| Estratto da leggere |

★ ★ ★

Le elezioni in Serbia non hanno portato sorprese: Vučić può iniziare il secondo mandato, tra le ombre della politica interna, lo status della Serbia di paese candidato all’UE e l’amicizia con Putin.
Lo scorso 3 aprile la Serbia è stata chiamata al voto. Elezioni presidenziali, parlamentari e a Belgrado, municipali. Come ampiamente previsto, il presidente uscente Aleksandar Vučić è stato riconfermato per un secondo mandato quinquennale. Per quanto riguarda il parlamento invece, c’era da ricostruire una complessa frattura tra l’elettorato e l’istituzione stessa, dato che nelle elezioni del 2020, l’opposizione ha boicottato in massa la tornata elettorale, consentendo allo stesso Vucic di ottenere un’assemblea parlamentare, praticamente a partito unico. Il suo Partito Progressista Serbo (SNS), si impose con un sonoro 63% dei consensi, ottenendo 188 seggi su 250; tuttavia poco prima del voto di aprile 2022, i parlamentari a suo sostegno erano 244. Dal punto di vista dell’opposizione però, ci sono delle dinamiche piuttosto opache che avrebbero influenzato la competizione elettorale. I partiti denunciano un atteggiamento iniquo dei mezzi di comunicazione durante la campagna elettorale. Nei luoghi pubblici, così come nelle TV sarebbe stato concesso molto più spazio al SNS di Vucic, mentre agli altri partiti, solo spazi marginali. I rappresentanti dell’opposizione poi, non hanno ottenuto soddisfazione dalla richiesta di confronto pubblico con il presidente uscente. Inoltre l’accusa è rivolta anche ai candidati stessi del partito, che avrebbero utilizzato fondi pubblici a scopo propagandistico[1].

★ ★ ★

| Dati disponibili |
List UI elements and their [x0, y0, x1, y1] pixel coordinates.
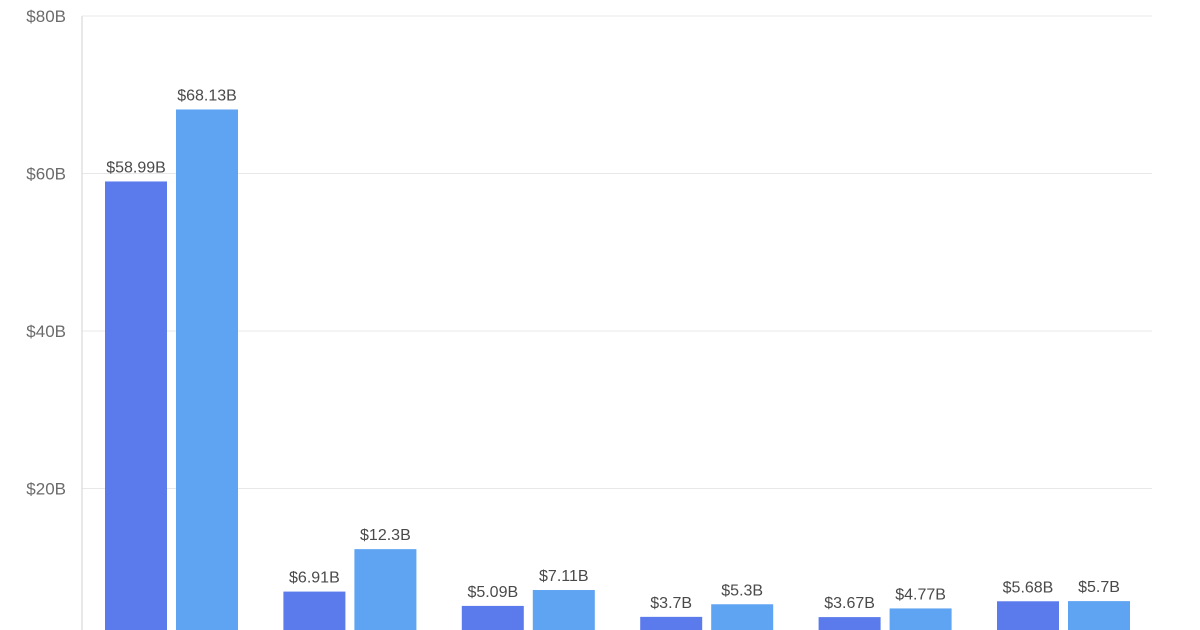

★ ★ ★

| Istruzioni operative |
a) Copia senza alcuna modifica il passo del testo sulle elezioni in Serbia da "Le elezioni in" a "l’amicizia con Putin.".
b) Prosegui il testo sulle elezioni in Serbia partendo dall'ultima frase riportata.

| Risposte |
a)
Le elezioni in Serbia non hanno portato sorprese: Vučić può iniziare il secondo mandato, tra le ombre della politica interna, lo status della Serbia di paese candidato all’UE e l’amicizia con Putin.

b)
La tenzone elettorale
Per queste elezioni, erano ben sette gli sfidanti del presidente in carica, ma solo uno sembrava essere in grado di reggere il confronto: il generale Zdravko Ponos, elemento non legato a nessun partito, ma di ispirazione conservatrice, in linea con il pensiero della maggioranza serba. La sua figura da outsider, da personaggio privo di background politico, avrebbe potuto fare il suo gioco. Ponos e i suoi però, sapevano fin da subito che sarebbero stati legati ad una flebile speranza, dato che i sondaggi davano a Vucic, circa il 50% dei voti. Lo stesso anche in parlamento. Le promesse non sono state disilluse infatti: Ponos si è accontentato del 15% circa, mentre Vucic ha ottenuto il 60% dei consensi. In parlamento invece, c’è stato un 46% per SNS e un 12% per Serbia Unita. Una vittoria schiacciante ed annunciata quella di Vučić e del suo partito, ma che comunque lascia alcuni spiragli all’opposizione. Le speranze dei 7 candidati alla presidenza erano già basse, ma sicuramente superiori a quelle delle passate tornate elettorali[2]. C’era più attesa rispetto ad anni precedenti ed una maggiore compattezza, seppur in un clima di generale frammentazione. Ad ogni modo Vučić si appresta a gestire un secondo mandato, facendosi carico di tutte quelle che sono le contraddizioni che riguardano la politica estera e interna della Serbia. A partire dal suo atteggiamento palesemente filo-russo, in ottemperanza di quel che sembra essere l’orientamento della maggioranza dei serbi. Poi c’è anche da capire a che punto sia la richiesta della Serbia di entrare a far parte dell’Unione Europea, ed infine, ci sono le dinamiche interne con le forti pressioni governative su stampa e organi giudiziari che mettono il paese sotto una luce piuttosto negativa.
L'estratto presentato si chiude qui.